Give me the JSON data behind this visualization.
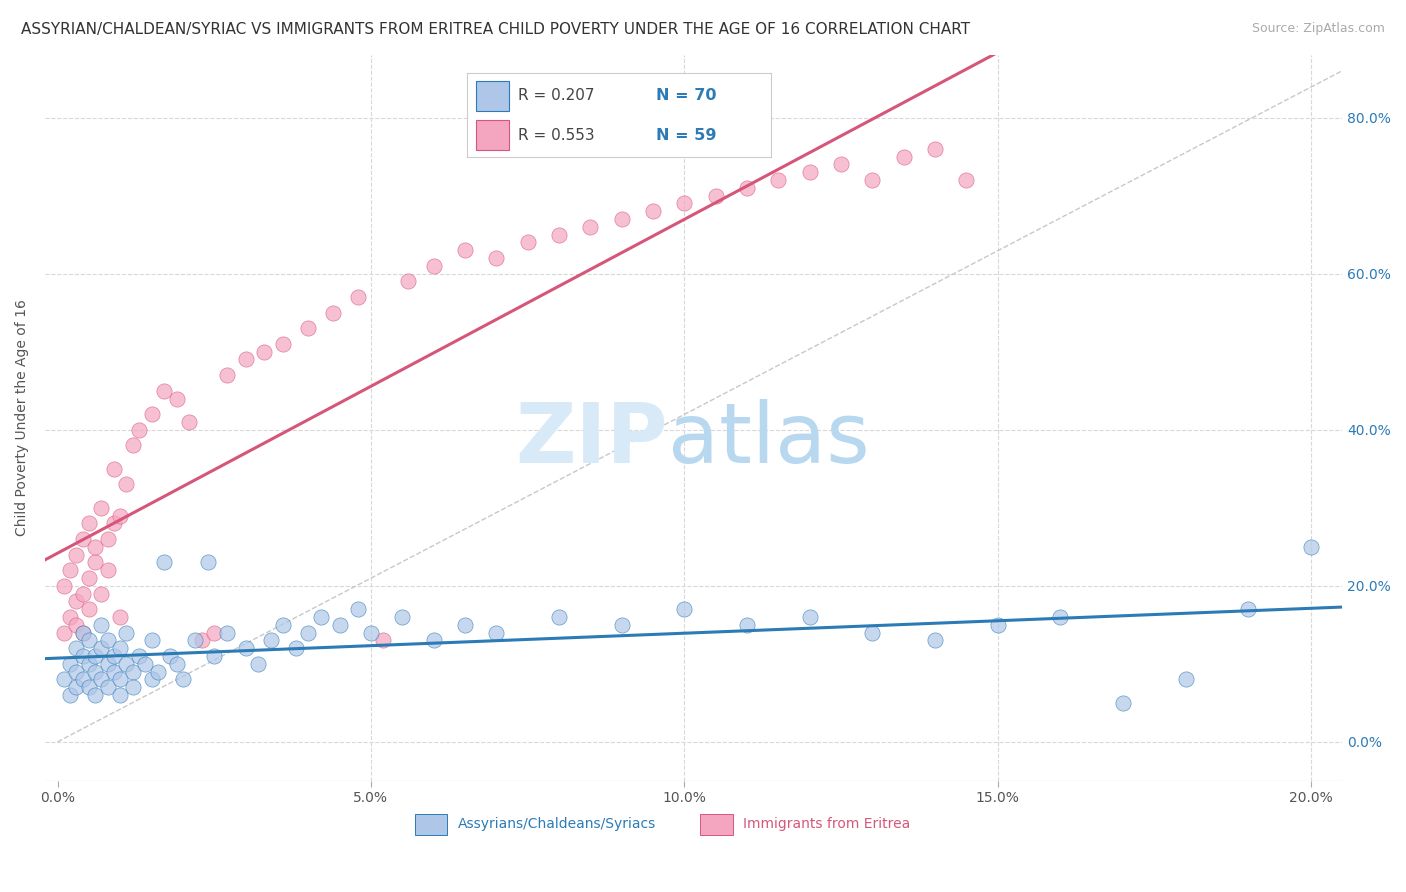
{
  "title": "ASSYRIAN/CHALDEAN/SYRIAC VS IMMIGRANTS FROM ERITREA CHILD POVERTY UNDER THE AGE OF 16 CORRELATION CHART",
  "source": "Source: ZipAtlas.com",
  "ylabel": "Child Poverty Under the Age of 16",
  "xlabel_ticks": [
    "0.0%",
    "5.0%",
    "10.0%",
    "15.0%",
    "20.0%"
  ],
  "ylabel_ticks_right": [
    "0.0%",
    "20.0%",
    "40.0%",
    "60.0%",
    "80.0%"
  ],
  "xlim": [
    -0.002,
    0.205
  ],
  "ylim": [
    -0.05,
    0.88
  ],
  "R_blue": "R = 0.207",
  "N_blue": "N = 70",
  "R_pink": "R = 0.553",
  "N_pink": "N = 59",
  "color_blue": "#aec6e8",
  "color_pink": "#f4a6c0",
  "line_blue": "#2c7bb6",
  "line_pink": "#d6567a",
  "line_dashed_color": "#c8c8c8",
  "title_fontsize": 11,
  "source_fontsize": 9,
  "axis_label_fontsize": 10,
  "tick_fontsize": 10,
  "legend_fontsize": 11,
  "legend_label_blue": "Assyrians/Chaldeans/Syriacs",
  "legend_label_pink": "Immigrants from Eritrea",
  "watermark_ZIP_color": "#d8eaf8",
  "watermark_atlas_color": "#b8d8f0",
  "watermark_fontsize": 60,
  "background_color": "#ffffff",
  "grid_color": "#d8d8d8",
  "blue_x": [
    0.001,
    0.002,
    0.002,
    0.003,
    0.003,
    0.003,
    0.004,
    0.004,
    0.004,
    0.005,
    0.005,
    0.005,
    0.006,
    0.006,
    0.006,
    0.007,
    0.007,
    0.007,
    0.008,
    0.008,
    0.008,
    0.009,
    0.009,
    0.01,
    0.01,
    0.01,
    0.011,
    0.011,
    0.012,
    0.012,
    0.013,
    0.014,
    0.015,
    0.015,
    0.016,
    0.017,
    0.018,
    0.019,
    0.02,
    0.022,
    0.024,
    0.025,
    0.027,
    0.03,
    0.032,
    0.034,
    0.036,
    0.038,
    0.04,
    0.042,
    0.045,
    0.048,
    0.05,
    0.055,
    0.06,
    0.065,
    0.07,
    0.08,
    0.09,
    0.1,
    0.11,
    0.12,
    0.13,
    0.14,
    0.15,
    0.16,
    0.17,
    0.18,
    0.19,
    0.2
  ],
  "blue_y": [
    0.08,
    0.1,
    0.06,
    0.09,
    0.12,
    0.07,
    0.11,
    0.08,
    0.14,
    0.1,
    0.07,
    0.13,
    0.09,
    0.11,
    0.06,
    0.12,
    0.08,
    0.15,
    0.1,
    0.07,
    0.13,
    0.09,
    0.11,
    0.08,
    0.12,
    0.06,
    0.1,
    0.14,
    0.09,
    0.07,
    0.11,
    0.1,
    0.13,
    0.08,
    0.09,
    0.23,
    0.11,
    0.1,
    0.08,
    0.13,
    0.23,
    0.11,
    0.14,
    0.12,
    0.1,
    0.13,
    0.15,
    0.12,
    0.14,
    0.16,
    0.15,
    0.17,
    0.14,
    0.16,
    0.13,
    0.15,
    0.14,
    0.16,
    0.15,
    0.17,
    0.15,
    0.16,
    0.14,
    0.13,
    0.15,
    0.16,
    0.05,
    0.08,
    0.17,
    0.25
  ],
  "pink_x": [
    0.001,
    0.001,
    0.002,
    0.002,
    0.003,
    0.003,
    0.003,
    0.004,
    0.004,
    0.004,
    0.005,
    0.005,
    0.005,
    0.006,
    0.006,
    0.007,
    0.007,
    0.008,
    0.008,
    0.009,
    0.009,
    0.01,
    0.01,
    0.011,
    0.012,
    0.013,
    0.015,
    0.017,
    0.019,
    0.021,
    0.023,
    0.025,
    0.027,
    0.03,
    0.033,
    0.036,
    0.04,
    0.044,
    0.048,
    0.052,
    0.056,
    0.06,
    0.065,
    0.07,
    0.075,
    0.08,
    0.085,
    0.09,
    0.095,
    0.1,
    0.105,
    0.11,
    0.115,
    0.12,
    0.125,
    0.13,
    0.135,
    0.14,
    0.145
  ],
  "pink_y": [
    0.14,
    0.2,
    0.16,
    0.22,
    0.18,
    0.24,
    0.15,
    0.19,
    0.26,
    0.14,
    0.21,
    0.17,
    0.28,
    0.23,
    0.25,
    0.19,
    0.3,
    0.26,
    0.22,
    0.28,
    0.35,
    0.16,
    0.29,
    0.33,
    0.38,
    0.4,
    0.42,
    0.45,
    0.44,
    0.41,
    0.13,
    0.14,
    0.47,
    0.49,
    0.5,
    0.51,
    0.53,
    0.55,
    0.57,
    0.13,
    0.59,
    0.61,
    0.63,
    0.62,
    0.64,
    0.65,
    0.66,
    0.67,
    0.68,
    0.69,
    0.7,
    0.71,
    0.72,
    0.73,
    0.74,
    0.72,
    0.75,
    0.76,
    0.72
  ]
}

▸ **Short problem**
Reproduce each line of the records exactly, and omit every picture.

▸ **Written answer**
Give me the JSON data behind this visualization.
{
  "title": "ASSYRIAN/CHALDEAN/SYRIAC VS IMMIGRANTS FROM ERITREA CHILD POVERTY UNDER THE AGE OF 16 CORRELATION CHART",
  "source": "Source: ZipAtlas.com",
  "ylabel": "Child Poverty Under the Age of 16",
  "xlabel_ticks": [
    "0.0%",
    "5.0%",
    "10.0%",
    "15.0%",
    "20.0%"
  ],
  "ylabel_ticks_right": [
    "0.0%",
    "20.0%",
    "40.0%",
    "60.0%",
    "80.0%"
  ],
  "xlim": [
    -0.002,
    0.205
  ],
  "ylim": [
    -0.05,
    0.88
  ],
  "R_blue": "R = 0.207",
  "N_blue": "N = 70",
  "R_pink": "R = 0.553",
  "N_pink": "N = 59",
  "color_blue": "#aec6e8",
  "color_pink": "#f4a6c0",
  "line_blue": "#2c7bb6",
  "line_pink": "#d6567a",
  "line_dashed_color": "#c8c8c8",
  "title_fontsize": 11,
  "source_fontsize": 9,
  "axis_label_fontsize": 10,
  "tick_fontsize": 10,
  "legend_fontsize": 11,
  "legend_label_blue": "Assyrians/Chaldeans/Syriacs",
  "legend_label_pink": "Immigrants from Eritrea",
  "watermark_ZIP_color": "#d8eaf8",
  "watermark_atlas_color": "#b8d8f0",
  "watermark_fontsize": 60,
  "background_color": "#ffffff",
  "grid_color": "#d8d8d8",
  "blue_x": [
    0.001,
    0.002,
    0.002,
    0.003,
    0.003,
    0.003,
    0.004,
    0.004,
    0.004,
    0.005,
    0.005,
    0.005,
    0.006,
    0.006,
    0.006,
    0.007,
    0.007,
    0.007,
    0.008,
    0.008,
    0.008,
    0.009,
    0.009,
    0.01,
    0.01,
    0.01,
    0.011,
    0.011,
    0.012,
    0.012,
    0.013,
    0.014,
    0.015,
    0.015,
    0.016,
    0.017,
    0.018,
    0.019,
    0.02,
    0.022,
    0.024,
    0.025,
    0.027,
    0.03,
    0.032,
    0.034,
    0.036,
    0.038,
    0.04,
    0.042,
    0.045,
    0.048,
    0.05,
    0.055,
    0.06,
    0.065,
    0.07,
    0.08,
    0.09,
    0.1,
    0.11,
    0.12,
    0.13,
    0.14,
    0.15,
    0.16,
    0.17,
    0.18,
    0.19,
    0.2
  ],
  "blue_y": [
    0.08,
    0.1,
    0.06,
    0.09,
    0.12,
    0.07,
    0.11,
    0.08,
    0.14,
    0.1,
    0.07,
    0.13,
    0.09,
    0.11,
    0.06,
    0.12,
    0.08,
    0.15,
    0.1,
    0.07,
    0.13,
    0.09,
    0.11,
    0.08,
    0.12,
    0.06,
    0.1,
    0.14,
    0.09,
    0.07,
    0.11,
    0.1,
    0.13,
    0.08,
    0.09,
    0.23,
    0.11,
    0.1,
    0.08,
    0.13,
    0.23,
    0.11,
    0.14,
    0.12,
    0.1,
    0.13,
    0.15,
    0.12,
    0.14,
    0.16,
    0.15,
    0.17,
    0.14,
    0.16,
    0.13,
    0.15,
    0.14,
    0.16,
    0.15,
    0.17,
    0.15,
    0.16,
    0.14,
    0.13,
    0.15,
    0.16,
    0.05,
    0.08,
    0.17,
    0.25
  ],
  "pink_x": [
    0.001,
    0.001,
    0.002,
    0.002,
    0.003,
    0.003,
    0.003,
    0.004,
    0.004,
    0.004,
    0.005,
    0.005,
    0.005,
    0.006,
    0.006,
    0.007,
    0.007,
    0.008,
    0.008,
    0.009,
    0.009,
    0.01,
    0.01,
    0.011,
    0.012,
    0.013,
    0.015,
    0.017,
    0.019,
    0.021,
    0.023,
    0.025,
    0.027,
    0.03,
    0.033,
    0.036,
    0.04,
    0.044,
    0.048,
    0.052,
    0.056,
    0.06,
    0.065,
    0.07,
    0.075,
    0.08,
    0.085,
    0.09,
    0.095,
    0.1,
    0.105,
    0.11,
    0.115,
    0.12,
    0.125,
    0.13,
    0.135,
    0.14,
    0.145
  ],
  "pink_y": [
    0.14,
    0.2,
    0.16,
    0.22,
    0.18,
    0.24,
    0.15,
    0.19,
    0.26,
    0.14,
    0.21,
    0.17,
    0.28,
    0.23,
    0.25,
    0.19,
    0.3,
    0.26,
    0.22,
    0.28,
    0.35,
    0.16,
    0.29,
    0.33,
    0.38,
    0.4,
    0.42,
    0.45,
    0.44,
    0.41,
    0.13,
    0.14,
    0.47,
    0.49,
    0.5,
    0.51,
    0.53,
    0.55,
    0.57,
    0.13,
    0.59,
    0.61,
    0.63,
    0.62,
    0.64,
    0.65,
    0.66,
    0.67,
    0.68,
    0.69,
    0.7,
    0.71,
    0.72,
    0.73,
    0.74,
    0.72,
    0.75,
    0.76,
    0.72
  ]
}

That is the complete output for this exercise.